→ **What is expected**: Set the following entries down again exactly, line by line.

── Dataset records ──

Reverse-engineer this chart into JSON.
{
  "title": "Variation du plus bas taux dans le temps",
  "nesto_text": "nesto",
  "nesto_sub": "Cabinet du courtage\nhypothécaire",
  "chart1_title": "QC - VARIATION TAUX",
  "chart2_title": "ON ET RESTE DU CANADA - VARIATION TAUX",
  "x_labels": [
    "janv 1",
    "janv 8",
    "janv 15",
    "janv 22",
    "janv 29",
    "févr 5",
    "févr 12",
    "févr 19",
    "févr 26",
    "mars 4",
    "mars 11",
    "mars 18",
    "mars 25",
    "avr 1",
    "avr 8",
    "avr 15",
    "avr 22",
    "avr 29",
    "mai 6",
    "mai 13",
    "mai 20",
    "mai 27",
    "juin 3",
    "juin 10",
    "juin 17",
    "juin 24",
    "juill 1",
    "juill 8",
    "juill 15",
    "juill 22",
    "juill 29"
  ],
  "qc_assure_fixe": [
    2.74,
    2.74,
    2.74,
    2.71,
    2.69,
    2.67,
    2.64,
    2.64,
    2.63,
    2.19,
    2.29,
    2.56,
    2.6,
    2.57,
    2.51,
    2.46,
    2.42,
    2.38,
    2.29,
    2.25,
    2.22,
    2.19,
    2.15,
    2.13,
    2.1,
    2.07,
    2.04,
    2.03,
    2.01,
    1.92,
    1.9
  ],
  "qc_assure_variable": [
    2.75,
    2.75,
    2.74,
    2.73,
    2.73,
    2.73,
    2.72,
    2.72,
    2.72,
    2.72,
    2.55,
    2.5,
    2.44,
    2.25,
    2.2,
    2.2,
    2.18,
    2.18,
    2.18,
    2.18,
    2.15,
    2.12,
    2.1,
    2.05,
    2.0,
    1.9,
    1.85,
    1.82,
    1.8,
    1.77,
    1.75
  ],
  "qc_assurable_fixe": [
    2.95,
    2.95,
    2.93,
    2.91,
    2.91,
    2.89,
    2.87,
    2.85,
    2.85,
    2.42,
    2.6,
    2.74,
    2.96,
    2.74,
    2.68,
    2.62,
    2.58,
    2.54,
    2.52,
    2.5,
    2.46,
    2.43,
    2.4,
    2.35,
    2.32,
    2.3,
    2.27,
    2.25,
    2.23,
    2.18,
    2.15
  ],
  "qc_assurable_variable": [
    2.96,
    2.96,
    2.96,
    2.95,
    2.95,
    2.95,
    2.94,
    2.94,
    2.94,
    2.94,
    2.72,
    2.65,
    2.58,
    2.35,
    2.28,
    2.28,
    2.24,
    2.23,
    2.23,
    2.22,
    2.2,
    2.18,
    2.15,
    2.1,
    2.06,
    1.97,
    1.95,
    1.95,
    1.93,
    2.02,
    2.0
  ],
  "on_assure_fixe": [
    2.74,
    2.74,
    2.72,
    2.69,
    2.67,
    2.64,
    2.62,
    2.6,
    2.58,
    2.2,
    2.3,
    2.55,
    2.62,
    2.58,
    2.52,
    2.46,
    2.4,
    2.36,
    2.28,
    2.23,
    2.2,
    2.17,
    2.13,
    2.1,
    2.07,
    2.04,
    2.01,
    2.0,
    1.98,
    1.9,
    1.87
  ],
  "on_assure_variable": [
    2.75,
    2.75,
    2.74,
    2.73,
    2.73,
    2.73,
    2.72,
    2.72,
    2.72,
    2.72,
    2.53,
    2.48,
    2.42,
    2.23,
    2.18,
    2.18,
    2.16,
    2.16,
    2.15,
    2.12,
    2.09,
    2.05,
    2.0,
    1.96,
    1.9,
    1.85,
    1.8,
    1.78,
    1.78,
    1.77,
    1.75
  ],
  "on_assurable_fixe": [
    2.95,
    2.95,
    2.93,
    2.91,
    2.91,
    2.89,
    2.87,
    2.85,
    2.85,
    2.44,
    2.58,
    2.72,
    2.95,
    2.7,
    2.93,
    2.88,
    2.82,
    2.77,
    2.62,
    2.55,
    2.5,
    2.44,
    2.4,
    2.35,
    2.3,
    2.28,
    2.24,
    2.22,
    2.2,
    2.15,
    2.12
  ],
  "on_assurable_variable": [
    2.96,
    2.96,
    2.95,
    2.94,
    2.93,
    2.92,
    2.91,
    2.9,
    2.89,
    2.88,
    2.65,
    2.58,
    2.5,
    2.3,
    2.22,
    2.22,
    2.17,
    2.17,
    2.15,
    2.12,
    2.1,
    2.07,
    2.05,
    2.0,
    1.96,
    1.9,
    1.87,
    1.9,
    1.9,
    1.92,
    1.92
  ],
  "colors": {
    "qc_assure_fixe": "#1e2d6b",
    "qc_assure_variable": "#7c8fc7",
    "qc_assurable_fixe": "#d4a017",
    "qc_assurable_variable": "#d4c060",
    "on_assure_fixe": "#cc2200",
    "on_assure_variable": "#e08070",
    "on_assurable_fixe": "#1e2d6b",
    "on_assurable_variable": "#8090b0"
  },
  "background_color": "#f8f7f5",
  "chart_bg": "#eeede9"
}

───

→ **Response**:
Reverse-engineer this chart into JSON.
{
  "title": "Variation du plus bas taux dans le temps",
  "nesto_text": "nesto",
  "nesto_sub": "Cabinet du courtage\nhypothécaire",
  "chart1_title": "QC - VARIATION TAUX",
  "chart2_title": "ON ET RESTE DU CANADA - VARIATION TAUX",
  "x_labels": [
    "janv 1",
    "janv 8",
    "janv 15",
    "janv 22",
    "janv 29",
    "févr 5",
    "févr 12",
    "févr 19",
    "févr 26",
    "mars 4",
    "mars 11",
    "mars 18",
    "mars 25",
    "avr 1",
    "avr 8",
    "avr 15",
    "avr 22",
    "avr 29",
    "mai 6",
    "mai 13",
    "mai 20",
    "mai 27",
    "juin 3",
    "juin 10",
    "juin 17",
    "juin 24",
    "juill 1",
    "juill 8",
    "juill 15",
    "juill 22",
    "juill 29"
  ],
  "qc_assure_fixe": [
    2.74,
    2.74,
    2.74,
    2.71,
    2.69,
    2.67,
    2.64,
    2.64,
    2.63,
    2.19,
    2.29,
    2.56,
    2.6,
    2.57,
    2.51,
    2.46,
    2.42,
    2.38,
    2.29,
    2.25,
    2.22,
    2.19,
    2.15,
    2.13,
    2.1,
    2.07,
    2.04,
    2.03,
    2.01,
    1.92,
    1.9
  ],
  "qc_assure_variable": [
    2.75,
    2.75,
    2.74,
    2.73,
    2.73,
    2.73,
    2.72,
    2.72,
    2.72,
    2.72,
    2.55,
    2.5,
    2.44,
    2.25,
    2.2,
    2.2,
    2.18,
    2.18,
    2.18,
    2.18,
    2.15,
    2.12,
    2.1,
    2.05,
    2.0,
    1.9,
    1.85,
    1.82,
    1.8,
    1.77,
    1.75
  ],
  "qc_assurable_fixe": [
    2.95,
    2.95,
    2.93,
    2.91,
    2.91,
    2.89,
    2.87,
    2.85,
    2.85,
    2.42,
    2.6,
    2.74,
    2.96,
    2.74,
    2.68,
    2.62,
    2.58,
    2.54,
    2.52,
    2.5,
    2.46,
    2.43,
    2.4,
    2.35,
    2.32,
    2.3,
    2.27,
    2.25,
    2.23,
    2.18,
    2.15
  ],
  "qc_assurable_variable": [
    2.96,
    2.96,
    2.96,
    2.95,
    2.95,
    2.95,
    2.94,
    2.94,
    2.94,
    2.94,
    2.72,
    2.65,
    2.58,
    2.35,
    2.28,
    2.28,
    2.24,
    2.23,
    2.23,
    2.22,
    2.2,
    2.18,
    2.15,
    2.1,
    2.06,
    1.97,
    1.95,
    1.95,
    1.93,
    2.02,
    2.0
  ],
  "on_assure_fixe": [
    2.74,
    2.74,
    2.72,
    2.69,
    2.67,
    2.64,
    2.62,
    2.6,
    2.58,
    2.2,
    2.3,
    2.55,
    2.62,
    2.58,
    2.52,
    2.46,
    2.4,
    2.36,
    2.28,
    2.23,
    2.2,
    2.17,
    2.13,
    2.1,
    2.07,
    2.04,
    2.01,
    2.0,
    1.98,
    1.9,
    1.87
  ],
  "on_assure_variable": [
    2.75,
    2.75,
    2.74,
    2.73,
    2.73,
    2.73,
    2.72,
    2.72,
    2.72,
    2.72,
    2.53,
    2.48,
    2.42,
    2.23,
    2.18,
    2.18,
    2.16,
    2.16,
    2.15,
    2.12,
    2.09,
    2.05,
    2.0,
    1.96,
    1.9,
    1.85,
    1.8,
    1.78,
    1.78,
    1.77,
    1.75
  ],
  "on_assurable_fixe": [
    2.95,
    2.95,
    2.93,
    2.91,
    2.91,
    2.89,
    2.87,
    2.85,
    2.85,
    2.44,
    2.58,
    2.72,
    2.95,
    2.7,
    2.93,
    2.88,
    2.82,
    2.77,
    2.62,
    2.55,
    2.5,
    2.44,
    2.4,
    2.35,
    2.3,
    2.28,
    2.24,
    2.22,
    2.2,
    2.15,
    2.12
  ],
  "on_assurable_variable": [
    2.96,
    2.96,
    2.95,
    2.94,
    2.93,
    2.92,
    2.91,
    2.9,
    2.89,
    2.88,
    2.65,
    2.58,
    2.5,
    2.3,
    2.22,
    2.22,
    2.17,
    2.17,
    2.15,
    2.12,
    2.1,
    2.07,
    2.05,
    2.0,
    1.96,
    1.9,
    1.87,
    1.9,
    1.9,
    1.92,
    1.92
  ],
  "colors": {
    "qc_assure_fixe": "#1e2d6b",
    "qc_assure_variable": "#7c8fc7",
    "qc_assurable_fixe": "#d4a017",
    "qc_assurable_variable": "#d4c060",
    "on_assure_fixe": "#cc2200",
    "on_assure_variable": "#e08070",
    "on_assurable_fixe": "#1e2d6b",
    "on_assurable_variable": "#8090b0"
  },
  "background_color": "#f8f7f5",
  "chart_bg": "#eeede9"
}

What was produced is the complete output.